### Goal
Retype the items from the line with "panel-title-line: and filtered" to the line with "outlier-point: [620, 605, 632, 617]", both lines included, with no changes.
--- Begin ---
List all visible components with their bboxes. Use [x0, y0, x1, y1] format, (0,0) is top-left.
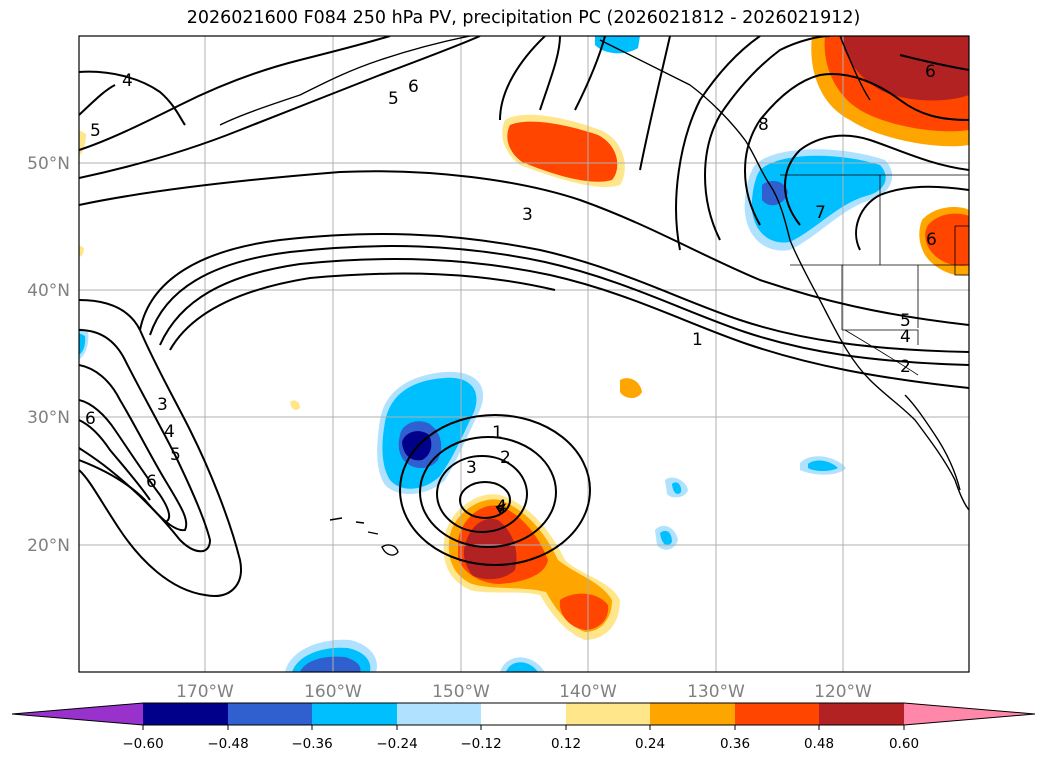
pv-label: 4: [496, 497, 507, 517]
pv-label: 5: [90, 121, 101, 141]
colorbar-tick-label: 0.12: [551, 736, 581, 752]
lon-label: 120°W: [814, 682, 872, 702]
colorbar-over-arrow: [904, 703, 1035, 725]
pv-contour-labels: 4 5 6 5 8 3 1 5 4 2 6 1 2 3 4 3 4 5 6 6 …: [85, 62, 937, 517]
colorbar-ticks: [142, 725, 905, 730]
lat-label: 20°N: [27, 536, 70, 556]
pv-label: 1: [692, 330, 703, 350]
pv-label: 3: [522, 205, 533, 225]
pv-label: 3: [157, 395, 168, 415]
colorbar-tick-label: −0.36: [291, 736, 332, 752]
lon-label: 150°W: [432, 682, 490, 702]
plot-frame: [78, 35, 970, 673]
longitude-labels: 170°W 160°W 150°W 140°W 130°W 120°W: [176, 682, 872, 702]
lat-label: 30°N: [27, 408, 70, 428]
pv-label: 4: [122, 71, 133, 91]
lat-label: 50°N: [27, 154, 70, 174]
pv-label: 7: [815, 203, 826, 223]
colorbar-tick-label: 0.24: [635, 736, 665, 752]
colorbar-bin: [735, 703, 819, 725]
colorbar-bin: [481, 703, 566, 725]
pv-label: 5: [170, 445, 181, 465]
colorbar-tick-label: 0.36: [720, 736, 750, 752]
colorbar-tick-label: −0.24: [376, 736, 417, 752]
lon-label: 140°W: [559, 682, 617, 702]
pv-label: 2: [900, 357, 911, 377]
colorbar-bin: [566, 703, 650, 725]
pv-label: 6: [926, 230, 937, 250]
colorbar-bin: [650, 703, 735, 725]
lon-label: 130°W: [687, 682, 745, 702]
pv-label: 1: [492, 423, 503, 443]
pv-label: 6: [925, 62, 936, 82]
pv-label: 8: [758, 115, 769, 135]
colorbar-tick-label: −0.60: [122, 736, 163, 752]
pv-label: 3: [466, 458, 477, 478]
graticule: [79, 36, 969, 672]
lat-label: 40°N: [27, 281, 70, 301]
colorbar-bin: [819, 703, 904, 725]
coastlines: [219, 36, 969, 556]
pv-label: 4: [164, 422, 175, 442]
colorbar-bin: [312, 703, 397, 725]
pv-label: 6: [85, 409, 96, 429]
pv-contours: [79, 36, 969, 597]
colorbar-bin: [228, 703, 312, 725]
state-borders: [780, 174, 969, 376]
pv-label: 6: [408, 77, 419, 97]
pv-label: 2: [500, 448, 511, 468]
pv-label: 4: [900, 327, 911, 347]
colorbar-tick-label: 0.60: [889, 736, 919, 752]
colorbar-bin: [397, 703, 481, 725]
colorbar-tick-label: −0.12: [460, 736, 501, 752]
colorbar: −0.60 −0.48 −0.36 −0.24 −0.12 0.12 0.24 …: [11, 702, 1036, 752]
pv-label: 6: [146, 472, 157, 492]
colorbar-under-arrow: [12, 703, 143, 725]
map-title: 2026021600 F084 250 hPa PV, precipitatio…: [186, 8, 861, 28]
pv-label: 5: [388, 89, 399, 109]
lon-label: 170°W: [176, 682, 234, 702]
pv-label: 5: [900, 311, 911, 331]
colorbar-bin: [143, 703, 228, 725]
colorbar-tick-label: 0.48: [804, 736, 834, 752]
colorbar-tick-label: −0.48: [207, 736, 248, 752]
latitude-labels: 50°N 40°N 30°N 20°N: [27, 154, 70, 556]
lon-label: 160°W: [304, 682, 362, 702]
--- End ---
--- Begin ---
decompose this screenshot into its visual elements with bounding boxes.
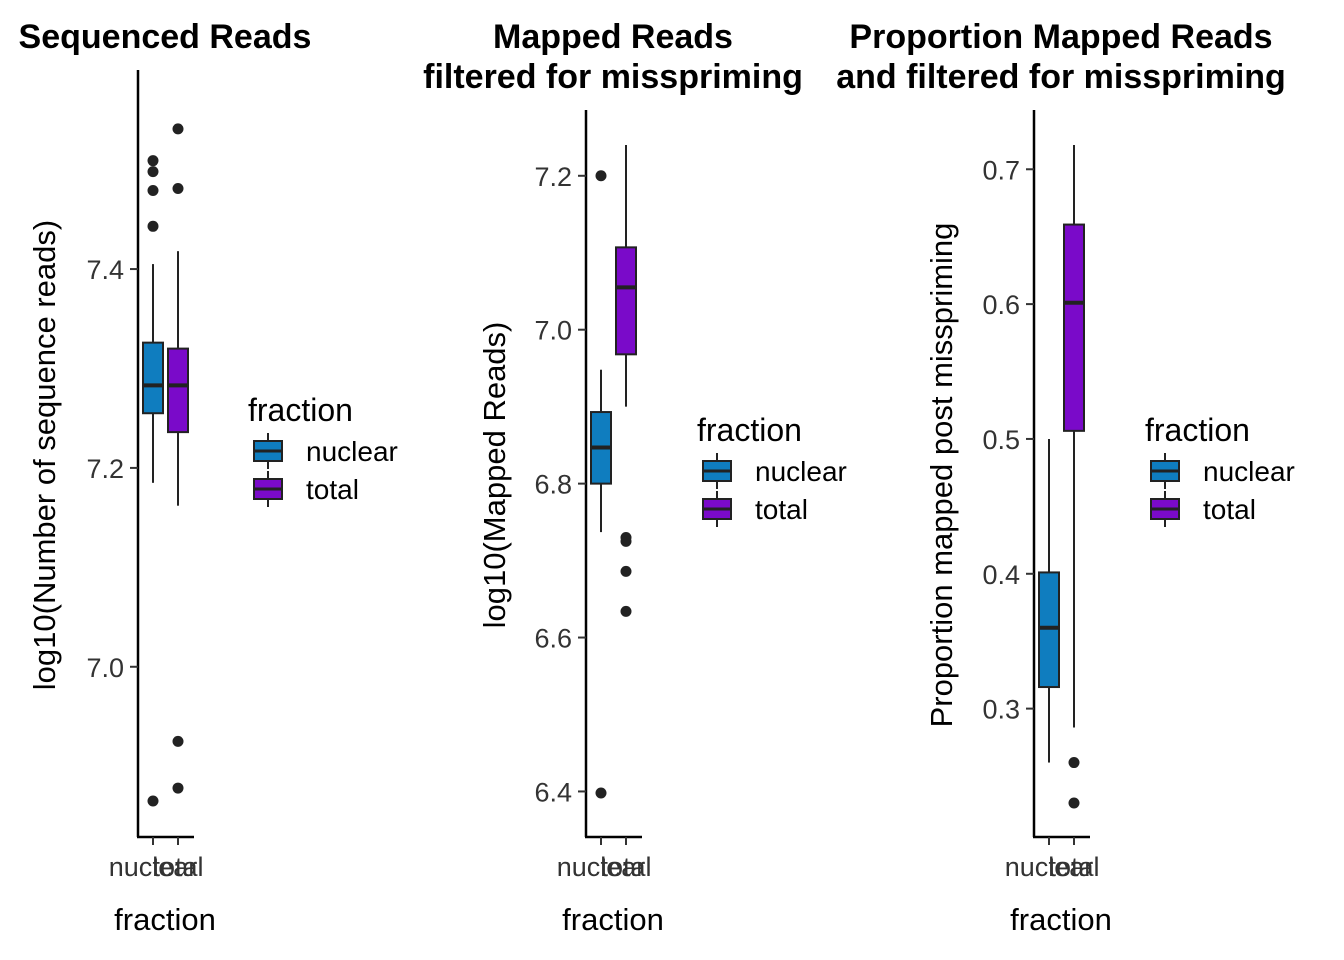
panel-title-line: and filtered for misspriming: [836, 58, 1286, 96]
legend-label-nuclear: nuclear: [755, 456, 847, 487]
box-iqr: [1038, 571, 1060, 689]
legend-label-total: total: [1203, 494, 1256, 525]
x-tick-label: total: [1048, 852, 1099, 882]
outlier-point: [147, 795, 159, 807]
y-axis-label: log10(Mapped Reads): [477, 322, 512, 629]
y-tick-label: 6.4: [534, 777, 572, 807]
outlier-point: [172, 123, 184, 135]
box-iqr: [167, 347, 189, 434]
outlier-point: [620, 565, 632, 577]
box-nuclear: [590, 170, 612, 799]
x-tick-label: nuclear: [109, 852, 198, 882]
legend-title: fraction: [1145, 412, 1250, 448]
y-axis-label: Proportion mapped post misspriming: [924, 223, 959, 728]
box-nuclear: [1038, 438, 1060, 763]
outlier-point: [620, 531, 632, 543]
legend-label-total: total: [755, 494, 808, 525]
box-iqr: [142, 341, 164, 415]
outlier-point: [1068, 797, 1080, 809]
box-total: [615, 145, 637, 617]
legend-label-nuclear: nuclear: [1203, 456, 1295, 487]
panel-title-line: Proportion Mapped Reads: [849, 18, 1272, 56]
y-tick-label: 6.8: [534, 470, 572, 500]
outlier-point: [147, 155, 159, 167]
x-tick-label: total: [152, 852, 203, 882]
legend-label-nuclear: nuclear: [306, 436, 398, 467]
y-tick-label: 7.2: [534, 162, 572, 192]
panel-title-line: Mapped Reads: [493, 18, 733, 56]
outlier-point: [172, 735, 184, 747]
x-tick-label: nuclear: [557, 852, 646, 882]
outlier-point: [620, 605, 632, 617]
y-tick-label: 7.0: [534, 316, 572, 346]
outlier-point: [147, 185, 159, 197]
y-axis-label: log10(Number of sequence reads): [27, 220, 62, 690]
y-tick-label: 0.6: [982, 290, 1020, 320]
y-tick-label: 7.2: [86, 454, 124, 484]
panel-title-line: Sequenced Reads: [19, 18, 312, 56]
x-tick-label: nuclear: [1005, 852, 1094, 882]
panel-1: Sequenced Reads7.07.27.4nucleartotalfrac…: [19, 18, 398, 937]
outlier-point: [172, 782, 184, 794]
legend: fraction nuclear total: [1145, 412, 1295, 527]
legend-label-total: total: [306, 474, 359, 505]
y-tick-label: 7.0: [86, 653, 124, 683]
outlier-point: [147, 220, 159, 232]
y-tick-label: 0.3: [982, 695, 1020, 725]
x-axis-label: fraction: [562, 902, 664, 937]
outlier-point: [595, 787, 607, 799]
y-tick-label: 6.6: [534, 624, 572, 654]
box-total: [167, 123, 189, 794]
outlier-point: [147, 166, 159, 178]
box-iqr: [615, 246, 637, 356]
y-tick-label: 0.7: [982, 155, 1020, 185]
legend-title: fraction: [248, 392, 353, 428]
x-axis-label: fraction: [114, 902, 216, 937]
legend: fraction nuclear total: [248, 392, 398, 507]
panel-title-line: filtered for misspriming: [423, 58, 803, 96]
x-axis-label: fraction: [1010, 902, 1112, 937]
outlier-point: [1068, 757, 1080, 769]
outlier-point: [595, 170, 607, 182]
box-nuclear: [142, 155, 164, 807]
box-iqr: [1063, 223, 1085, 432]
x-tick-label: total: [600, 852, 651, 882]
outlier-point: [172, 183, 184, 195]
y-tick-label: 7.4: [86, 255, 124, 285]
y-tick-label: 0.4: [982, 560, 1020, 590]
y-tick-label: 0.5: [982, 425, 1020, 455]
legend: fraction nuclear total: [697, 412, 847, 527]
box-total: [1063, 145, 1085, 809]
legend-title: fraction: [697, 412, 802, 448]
--- End ---
### Exercise solution
panel-title-line: and filtered for misspriming: [836, 58, 1286, 96]
legend-label-nuclear: nuclear: [755, 456, 847, 487]
box-iqr: [1038, 571, 1060, 689]
legend-label-total: total: [1203, 494, 1256, 525]
x-tick-label: total: [1048, 852, 1099, 882]
outlier-point: [147, 795, 159, 807]
y-axis-label: log10(Mapped Reads): [477, 322, 512, 629]
y-tick-label: 6.4: [534, 777, 572, 807]
outlier-point: [172, 123, 184, 135]
box-iqr: [167, 347, 189, 434]
outlier-point: [620, 565, 632, 577]
box-nuclear: [590, 170, 612, 799]
x-tick-label: nuclear: [109, 852, 198, 882]
legend-title: fraction: [1145, 412, 1250, 448]
y-axis-label: Proportion mapped post misspriming: [924, 223, 959, 728]
box-nuclear: [1038, 438, 1060, 763]
outlier-point: [620, 531, 632, 543]
legend-label-total: total: [755, 494, 808, 525]
box-iqr: [142, 341, 164, 415]
outlier-point: [1068, 797, 1080, 809]
box-total: [615, 145, 637, 617]
legend-label-nuclear: nuclear: [1203, 456, 1295, 487]
panel-title-line: Proportion Mapped Reads: [849, 18, 1272, 56]
y-tick-label: 6.8: [534, 470, 572, 500]
outlier-point: [147, 155, 159, 167]
x-tick-label: total: [152, 852, 203, 882]
legend-label-nuclear: nuclear: [306, 436, 398, 467]
y-tick-label: 7.2: [534, 162, 572, 192]
panel-title-line: Mapped Reads: [493, 18, 733, 56]
outlier-point: [172, 735, 184, 747]
x-tick-label: nuclear: [557, 852, 646, 882]
outlier-point: [620, 605, 632, 617]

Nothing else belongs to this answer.